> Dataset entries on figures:
****************
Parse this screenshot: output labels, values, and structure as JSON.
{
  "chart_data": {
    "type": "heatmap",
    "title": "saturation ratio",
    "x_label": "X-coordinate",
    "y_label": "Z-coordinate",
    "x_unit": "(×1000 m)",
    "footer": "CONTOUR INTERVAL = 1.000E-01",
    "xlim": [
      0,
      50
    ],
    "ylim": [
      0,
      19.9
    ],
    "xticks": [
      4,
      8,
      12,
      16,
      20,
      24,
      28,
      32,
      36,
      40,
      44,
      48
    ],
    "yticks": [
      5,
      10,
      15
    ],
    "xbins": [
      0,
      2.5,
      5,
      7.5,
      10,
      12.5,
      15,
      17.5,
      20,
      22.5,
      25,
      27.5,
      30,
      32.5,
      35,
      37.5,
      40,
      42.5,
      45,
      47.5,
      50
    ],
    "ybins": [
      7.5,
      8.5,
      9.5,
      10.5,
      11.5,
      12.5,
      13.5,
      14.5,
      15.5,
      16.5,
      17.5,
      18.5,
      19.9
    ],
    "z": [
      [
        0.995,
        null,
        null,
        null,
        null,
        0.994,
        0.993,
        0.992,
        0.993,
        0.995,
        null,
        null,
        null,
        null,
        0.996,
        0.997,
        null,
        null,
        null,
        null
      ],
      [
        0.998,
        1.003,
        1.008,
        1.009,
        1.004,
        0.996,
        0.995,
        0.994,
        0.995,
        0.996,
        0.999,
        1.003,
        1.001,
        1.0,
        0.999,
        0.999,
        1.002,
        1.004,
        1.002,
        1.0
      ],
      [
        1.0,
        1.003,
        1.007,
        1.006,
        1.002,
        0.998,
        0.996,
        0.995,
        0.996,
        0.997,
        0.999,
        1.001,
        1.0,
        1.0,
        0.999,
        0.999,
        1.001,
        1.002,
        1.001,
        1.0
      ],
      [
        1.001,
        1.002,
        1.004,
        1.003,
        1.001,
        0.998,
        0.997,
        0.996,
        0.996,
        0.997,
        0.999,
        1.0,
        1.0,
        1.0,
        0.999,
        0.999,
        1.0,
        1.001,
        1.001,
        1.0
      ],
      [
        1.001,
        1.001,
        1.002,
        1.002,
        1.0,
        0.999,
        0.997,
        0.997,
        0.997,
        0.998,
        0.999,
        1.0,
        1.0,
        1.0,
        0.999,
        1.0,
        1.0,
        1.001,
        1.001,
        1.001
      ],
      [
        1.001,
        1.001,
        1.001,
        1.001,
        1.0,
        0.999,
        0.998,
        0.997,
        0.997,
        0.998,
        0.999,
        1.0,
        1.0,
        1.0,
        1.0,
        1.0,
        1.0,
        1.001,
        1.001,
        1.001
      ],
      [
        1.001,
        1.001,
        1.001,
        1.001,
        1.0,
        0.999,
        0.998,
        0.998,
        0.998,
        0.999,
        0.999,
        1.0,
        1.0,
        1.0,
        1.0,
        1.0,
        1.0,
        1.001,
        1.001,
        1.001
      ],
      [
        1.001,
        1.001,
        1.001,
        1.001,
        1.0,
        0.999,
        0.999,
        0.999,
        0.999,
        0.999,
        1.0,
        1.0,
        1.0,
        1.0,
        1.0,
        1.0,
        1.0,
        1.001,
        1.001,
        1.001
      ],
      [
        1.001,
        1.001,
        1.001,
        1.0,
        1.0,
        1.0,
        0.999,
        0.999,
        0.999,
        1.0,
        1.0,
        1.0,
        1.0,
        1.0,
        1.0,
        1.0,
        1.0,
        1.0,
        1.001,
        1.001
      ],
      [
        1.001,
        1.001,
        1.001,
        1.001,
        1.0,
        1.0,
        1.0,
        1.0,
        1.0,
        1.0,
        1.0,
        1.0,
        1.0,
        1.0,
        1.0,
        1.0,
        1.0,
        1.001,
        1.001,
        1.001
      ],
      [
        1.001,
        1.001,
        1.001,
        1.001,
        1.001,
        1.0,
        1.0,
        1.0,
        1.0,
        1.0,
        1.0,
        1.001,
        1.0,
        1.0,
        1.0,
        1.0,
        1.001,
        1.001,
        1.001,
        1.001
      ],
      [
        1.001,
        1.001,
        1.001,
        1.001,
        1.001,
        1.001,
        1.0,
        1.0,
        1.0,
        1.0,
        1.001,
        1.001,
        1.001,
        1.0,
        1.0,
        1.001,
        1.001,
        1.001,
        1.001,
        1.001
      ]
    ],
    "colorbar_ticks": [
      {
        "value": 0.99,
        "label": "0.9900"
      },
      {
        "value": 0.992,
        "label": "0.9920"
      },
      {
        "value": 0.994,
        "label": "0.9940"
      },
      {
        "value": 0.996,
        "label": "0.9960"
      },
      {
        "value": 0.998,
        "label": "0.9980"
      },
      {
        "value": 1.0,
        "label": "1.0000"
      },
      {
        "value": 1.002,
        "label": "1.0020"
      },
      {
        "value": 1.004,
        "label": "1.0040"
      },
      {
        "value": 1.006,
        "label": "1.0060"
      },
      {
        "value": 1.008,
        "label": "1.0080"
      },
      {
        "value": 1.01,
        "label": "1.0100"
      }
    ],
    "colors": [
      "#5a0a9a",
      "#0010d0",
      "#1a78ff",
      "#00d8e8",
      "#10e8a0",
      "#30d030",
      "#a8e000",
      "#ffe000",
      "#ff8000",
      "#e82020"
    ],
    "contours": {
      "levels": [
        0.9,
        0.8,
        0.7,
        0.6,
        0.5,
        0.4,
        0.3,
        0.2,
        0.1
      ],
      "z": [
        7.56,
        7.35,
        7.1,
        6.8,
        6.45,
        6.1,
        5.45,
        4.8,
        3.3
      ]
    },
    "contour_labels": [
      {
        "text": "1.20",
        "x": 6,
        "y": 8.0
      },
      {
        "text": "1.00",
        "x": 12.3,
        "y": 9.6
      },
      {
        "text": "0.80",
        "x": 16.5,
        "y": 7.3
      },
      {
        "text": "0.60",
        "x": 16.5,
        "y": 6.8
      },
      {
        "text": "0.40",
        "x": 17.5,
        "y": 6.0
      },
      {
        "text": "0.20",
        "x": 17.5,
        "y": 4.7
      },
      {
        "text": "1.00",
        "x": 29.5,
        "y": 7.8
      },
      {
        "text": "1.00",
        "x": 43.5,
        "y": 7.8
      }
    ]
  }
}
****************
> What you will do: Gather each line in the data that holds the string "coordinate".

> Solution for this exercise:
    "x_label": "X-coordinate",
    "y_label": "Z-coordinate",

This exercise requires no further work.